** BEGIN Dataset content **

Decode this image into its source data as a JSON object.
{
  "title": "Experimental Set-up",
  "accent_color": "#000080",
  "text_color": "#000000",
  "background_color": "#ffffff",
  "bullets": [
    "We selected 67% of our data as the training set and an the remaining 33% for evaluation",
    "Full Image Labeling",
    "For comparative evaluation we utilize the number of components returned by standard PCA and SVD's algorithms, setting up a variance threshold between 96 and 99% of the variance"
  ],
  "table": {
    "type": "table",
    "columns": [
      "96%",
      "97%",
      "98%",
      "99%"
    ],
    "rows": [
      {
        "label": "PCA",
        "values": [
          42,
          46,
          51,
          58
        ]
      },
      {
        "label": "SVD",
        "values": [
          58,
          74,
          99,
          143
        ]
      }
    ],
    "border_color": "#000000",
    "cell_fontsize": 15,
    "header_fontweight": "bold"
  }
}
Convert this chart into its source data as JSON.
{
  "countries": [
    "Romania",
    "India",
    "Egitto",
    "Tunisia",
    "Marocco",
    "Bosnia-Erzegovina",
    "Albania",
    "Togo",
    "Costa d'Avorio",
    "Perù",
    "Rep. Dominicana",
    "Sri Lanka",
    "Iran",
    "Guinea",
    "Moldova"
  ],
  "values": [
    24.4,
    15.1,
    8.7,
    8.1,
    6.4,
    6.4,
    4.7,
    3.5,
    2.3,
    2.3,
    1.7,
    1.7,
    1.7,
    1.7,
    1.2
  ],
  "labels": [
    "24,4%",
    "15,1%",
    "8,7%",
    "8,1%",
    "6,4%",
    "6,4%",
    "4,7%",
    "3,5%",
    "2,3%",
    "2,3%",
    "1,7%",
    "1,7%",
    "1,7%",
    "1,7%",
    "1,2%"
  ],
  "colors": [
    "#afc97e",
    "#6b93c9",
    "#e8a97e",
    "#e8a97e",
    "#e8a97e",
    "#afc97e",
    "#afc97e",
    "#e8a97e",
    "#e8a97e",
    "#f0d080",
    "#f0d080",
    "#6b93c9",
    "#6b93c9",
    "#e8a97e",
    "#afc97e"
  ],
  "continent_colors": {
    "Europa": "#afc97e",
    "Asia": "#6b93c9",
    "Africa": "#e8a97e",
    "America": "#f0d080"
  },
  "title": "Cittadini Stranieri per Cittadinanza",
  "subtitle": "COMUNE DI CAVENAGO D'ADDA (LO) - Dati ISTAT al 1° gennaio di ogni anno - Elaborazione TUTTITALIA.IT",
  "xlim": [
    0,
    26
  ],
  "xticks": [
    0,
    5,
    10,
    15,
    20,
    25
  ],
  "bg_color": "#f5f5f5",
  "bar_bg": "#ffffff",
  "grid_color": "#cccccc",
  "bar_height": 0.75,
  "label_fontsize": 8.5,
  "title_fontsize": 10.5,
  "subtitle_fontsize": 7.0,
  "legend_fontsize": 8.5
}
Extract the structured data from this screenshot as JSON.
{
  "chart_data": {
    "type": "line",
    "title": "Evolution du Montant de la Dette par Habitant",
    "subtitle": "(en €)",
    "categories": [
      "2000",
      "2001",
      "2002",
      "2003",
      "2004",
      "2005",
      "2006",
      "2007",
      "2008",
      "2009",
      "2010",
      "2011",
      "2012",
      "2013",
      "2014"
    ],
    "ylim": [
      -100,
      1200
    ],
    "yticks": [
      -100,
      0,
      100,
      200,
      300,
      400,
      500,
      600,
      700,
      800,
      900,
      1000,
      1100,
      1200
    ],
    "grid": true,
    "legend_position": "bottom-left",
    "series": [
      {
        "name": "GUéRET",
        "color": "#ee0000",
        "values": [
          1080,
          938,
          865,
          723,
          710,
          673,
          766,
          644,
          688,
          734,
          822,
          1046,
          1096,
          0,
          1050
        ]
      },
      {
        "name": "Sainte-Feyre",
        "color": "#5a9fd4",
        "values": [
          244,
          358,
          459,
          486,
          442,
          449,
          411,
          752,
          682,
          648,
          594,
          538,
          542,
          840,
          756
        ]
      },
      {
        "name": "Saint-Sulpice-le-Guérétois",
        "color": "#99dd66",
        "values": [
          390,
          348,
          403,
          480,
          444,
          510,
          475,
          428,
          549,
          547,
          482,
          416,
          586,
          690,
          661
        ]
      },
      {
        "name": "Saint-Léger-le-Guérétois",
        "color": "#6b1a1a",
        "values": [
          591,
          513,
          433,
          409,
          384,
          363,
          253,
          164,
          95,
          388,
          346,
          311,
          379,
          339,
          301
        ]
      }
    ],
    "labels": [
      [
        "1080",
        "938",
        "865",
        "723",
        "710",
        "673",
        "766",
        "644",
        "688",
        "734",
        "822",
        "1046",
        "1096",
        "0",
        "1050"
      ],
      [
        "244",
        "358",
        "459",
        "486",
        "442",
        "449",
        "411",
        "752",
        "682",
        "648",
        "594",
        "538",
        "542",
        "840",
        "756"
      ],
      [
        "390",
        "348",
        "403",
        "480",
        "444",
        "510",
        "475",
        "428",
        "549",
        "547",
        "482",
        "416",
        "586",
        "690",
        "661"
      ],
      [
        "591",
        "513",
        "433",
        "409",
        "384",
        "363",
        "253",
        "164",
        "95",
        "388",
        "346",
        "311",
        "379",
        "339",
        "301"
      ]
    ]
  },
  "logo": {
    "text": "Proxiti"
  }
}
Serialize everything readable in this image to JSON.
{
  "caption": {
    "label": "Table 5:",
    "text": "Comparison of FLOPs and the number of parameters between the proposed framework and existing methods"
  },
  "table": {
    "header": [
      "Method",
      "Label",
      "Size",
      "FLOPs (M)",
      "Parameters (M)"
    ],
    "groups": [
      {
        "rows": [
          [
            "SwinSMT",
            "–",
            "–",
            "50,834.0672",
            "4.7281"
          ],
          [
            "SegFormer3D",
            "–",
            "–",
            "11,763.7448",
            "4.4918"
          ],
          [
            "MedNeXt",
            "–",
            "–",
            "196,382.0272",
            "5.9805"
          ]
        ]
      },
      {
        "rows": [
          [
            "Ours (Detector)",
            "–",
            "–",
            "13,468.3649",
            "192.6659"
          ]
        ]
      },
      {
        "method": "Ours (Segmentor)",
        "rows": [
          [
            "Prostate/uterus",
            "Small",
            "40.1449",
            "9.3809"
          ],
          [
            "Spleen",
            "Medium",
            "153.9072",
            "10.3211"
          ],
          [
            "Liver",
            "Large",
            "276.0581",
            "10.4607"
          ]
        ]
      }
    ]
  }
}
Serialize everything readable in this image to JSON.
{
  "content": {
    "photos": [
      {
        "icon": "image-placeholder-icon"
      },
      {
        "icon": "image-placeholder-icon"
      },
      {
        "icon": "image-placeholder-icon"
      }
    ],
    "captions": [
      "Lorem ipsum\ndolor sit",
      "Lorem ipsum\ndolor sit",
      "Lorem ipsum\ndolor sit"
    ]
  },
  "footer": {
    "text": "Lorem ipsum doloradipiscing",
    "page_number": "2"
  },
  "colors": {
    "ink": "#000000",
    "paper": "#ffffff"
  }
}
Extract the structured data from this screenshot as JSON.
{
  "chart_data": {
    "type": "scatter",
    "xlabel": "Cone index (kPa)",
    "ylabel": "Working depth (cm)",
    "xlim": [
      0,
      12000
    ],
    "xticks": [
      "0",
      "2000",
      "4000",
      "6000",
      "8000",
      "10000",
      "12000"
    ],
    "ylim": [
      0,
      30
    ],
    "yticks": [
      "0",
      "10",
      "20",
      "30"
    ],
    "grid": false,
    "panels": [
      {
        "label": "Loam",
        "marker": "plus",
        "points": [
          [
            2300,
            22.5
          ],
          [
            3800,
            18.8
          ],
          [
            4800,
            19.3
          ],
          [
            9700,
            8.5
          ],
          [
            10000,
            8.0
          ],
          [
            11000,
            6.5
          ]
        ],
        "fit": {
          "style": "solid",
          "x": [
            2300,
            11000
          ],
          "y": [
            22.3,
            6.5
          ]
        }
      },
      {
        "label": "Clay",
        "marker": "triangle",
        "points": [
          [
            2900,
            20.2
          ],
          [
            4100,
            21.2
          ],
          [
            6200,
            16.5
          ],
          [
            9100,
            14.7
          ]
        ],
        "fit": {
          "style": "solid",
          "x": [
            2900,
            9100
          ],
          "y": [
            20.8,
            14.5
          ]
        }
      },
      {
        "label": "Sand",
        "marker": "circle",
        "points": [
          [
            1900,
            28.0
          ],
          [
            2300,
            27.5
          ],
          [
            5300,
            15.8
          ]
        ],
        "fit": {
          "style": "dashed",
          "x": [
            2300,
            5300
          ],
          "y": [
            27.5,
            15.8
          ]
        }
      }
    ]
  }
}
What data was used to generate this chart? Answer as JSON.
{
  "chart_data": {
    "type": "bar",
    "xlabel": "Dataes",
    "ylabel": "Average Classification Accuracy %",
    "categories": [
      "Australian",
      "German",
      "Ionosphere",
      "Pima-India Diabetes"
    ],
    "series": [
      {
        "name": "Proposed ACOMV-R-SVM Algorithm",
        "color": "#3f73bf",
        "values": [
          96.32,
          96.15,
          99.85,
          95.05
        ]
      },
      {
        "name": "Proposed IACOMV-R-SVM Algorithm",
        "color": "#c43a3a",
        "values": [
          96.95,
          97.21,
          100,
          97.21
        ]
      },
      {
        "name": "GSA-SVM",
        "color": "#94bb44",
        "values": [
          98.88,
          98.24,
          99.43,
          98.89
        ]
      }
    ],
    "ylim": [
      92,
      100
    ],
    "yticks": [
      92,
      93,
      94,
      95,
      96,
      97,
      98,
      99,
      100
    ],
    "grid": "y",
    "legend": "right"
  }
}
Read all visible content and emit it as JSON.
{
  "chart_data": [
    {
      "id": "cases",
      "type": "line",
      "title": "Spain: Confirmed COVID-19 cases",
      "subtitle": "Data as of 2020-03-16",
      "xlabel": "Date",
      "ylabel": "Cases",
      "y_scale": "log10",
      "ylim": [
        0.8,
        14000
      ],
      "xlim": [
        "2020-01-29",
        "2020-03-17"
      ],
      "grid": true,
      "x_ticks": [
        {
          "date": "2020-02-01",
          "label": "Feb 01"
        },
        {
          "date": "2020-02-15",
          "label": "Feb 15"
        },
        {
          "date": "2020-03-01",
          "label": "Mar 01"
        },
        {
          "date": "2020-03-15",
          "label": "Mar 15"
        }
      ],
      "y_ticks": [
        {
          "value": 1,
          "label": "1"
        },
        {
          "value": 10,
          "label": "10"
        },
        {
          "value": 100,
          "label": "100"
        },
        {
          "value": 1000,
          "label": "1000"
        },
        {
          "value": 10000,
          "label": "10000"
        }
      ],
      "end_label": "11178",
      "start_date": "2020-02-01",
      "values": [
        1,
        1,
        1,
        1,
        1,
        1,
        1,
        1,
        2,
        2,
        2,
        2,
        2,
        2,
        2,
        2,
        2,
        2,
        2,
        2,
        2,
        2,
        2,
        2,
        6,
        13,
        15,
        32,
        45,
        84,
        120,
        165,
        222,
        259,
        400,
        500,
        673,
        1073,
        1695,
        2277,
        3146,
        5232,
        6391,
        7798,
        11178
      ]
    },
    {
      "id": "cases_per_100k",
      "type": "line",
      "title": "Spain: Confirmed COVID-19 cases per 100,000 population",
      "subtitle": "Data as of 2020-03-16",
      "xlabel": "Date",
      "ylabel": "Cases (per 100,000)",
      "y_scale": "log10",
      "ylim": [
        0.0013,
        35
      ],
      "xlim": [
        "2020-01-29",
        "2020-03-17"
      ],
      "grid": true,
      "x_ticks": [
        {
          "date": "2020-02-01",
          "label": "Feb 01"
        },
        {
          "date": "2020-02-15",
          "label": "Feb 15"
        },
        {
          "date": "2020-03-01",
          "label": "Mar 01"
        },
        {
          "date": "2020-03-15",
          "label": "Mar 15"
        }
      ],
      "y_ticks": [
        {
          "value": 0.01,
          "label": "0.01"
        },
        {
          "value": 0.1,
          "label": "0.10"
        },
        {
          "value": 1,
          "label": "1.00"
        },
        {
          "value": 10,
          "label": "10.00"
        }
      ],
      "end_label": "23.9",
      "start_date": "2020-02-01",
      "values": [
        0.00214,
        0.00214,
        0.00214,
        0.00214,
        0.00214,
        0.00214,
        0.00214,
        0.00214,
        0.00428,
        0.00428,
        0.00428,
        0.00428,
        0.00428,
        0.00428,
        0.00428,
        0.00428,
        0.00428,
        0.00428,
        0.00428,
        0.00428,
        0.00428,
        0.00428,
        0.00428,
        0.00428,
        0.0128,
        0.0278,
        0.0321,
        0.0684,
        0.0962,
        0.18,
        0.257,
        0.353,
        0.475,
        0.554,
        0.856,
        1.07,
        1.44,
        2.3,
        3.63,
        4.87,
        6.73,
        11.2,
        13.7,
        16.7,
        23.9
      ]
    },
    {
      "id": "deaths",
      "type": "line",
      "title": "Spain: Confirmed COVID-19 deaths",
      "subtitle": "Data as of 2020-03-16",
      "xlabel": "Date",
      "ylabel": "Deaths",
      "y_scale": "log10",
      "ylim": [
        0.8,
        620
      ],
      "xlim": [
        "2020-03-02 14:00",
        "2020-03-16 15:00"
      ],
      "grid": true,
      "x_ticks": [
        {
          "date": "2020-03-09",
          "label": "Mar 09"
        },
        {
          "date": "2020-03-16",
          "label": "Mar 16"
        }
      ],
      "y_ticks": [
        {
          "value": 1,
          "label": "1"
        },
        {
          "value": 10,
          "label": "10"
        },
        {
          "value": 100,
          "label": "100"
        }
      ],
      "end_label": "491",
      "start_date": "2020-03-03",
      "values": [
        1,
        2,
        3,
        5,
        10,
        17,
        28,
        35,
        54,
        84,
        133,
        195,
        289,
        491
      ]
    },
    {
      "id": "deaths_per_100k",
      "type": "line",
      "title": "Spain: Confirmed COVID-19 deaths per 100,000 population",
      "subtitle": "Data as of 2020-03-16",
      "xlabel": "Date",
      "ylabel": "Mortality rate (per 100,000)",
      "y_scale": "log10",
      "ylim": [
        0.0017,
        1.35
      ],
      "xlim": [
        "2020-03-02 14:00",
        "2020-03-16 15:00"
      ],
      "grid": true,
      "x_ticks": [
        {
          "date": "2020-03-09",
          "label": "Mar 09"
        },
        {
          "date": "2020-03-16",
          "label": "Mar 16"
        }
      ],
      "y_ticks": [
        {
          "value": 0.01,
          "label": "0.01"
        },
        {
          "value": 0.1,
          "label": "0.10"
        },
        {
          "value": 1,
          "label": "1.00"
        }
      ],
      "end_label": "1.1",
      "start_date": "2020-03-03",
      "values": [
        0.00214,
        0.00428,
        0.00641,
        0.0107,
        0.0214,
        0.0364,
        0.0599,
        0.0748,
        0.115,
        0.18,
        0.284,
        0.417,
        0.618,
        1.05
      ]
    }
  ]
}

** END Dataset content **

Work to do> In the lines above, find each one with "name" and list it.

Result of this exercise>
        "name": "GUéRET",
        "name": "Sainte-Feyre",
        "name": "Saint-Sulpice-le-Guérétois",
        "name": "Saint-Léger-le-Guérétois",
        "name": "Proposed ACOMV-R-SVM Algorithm",
        "name": "Proposed IACOMV-R-SVM Algorithm",
        "name": "GSA-SVM",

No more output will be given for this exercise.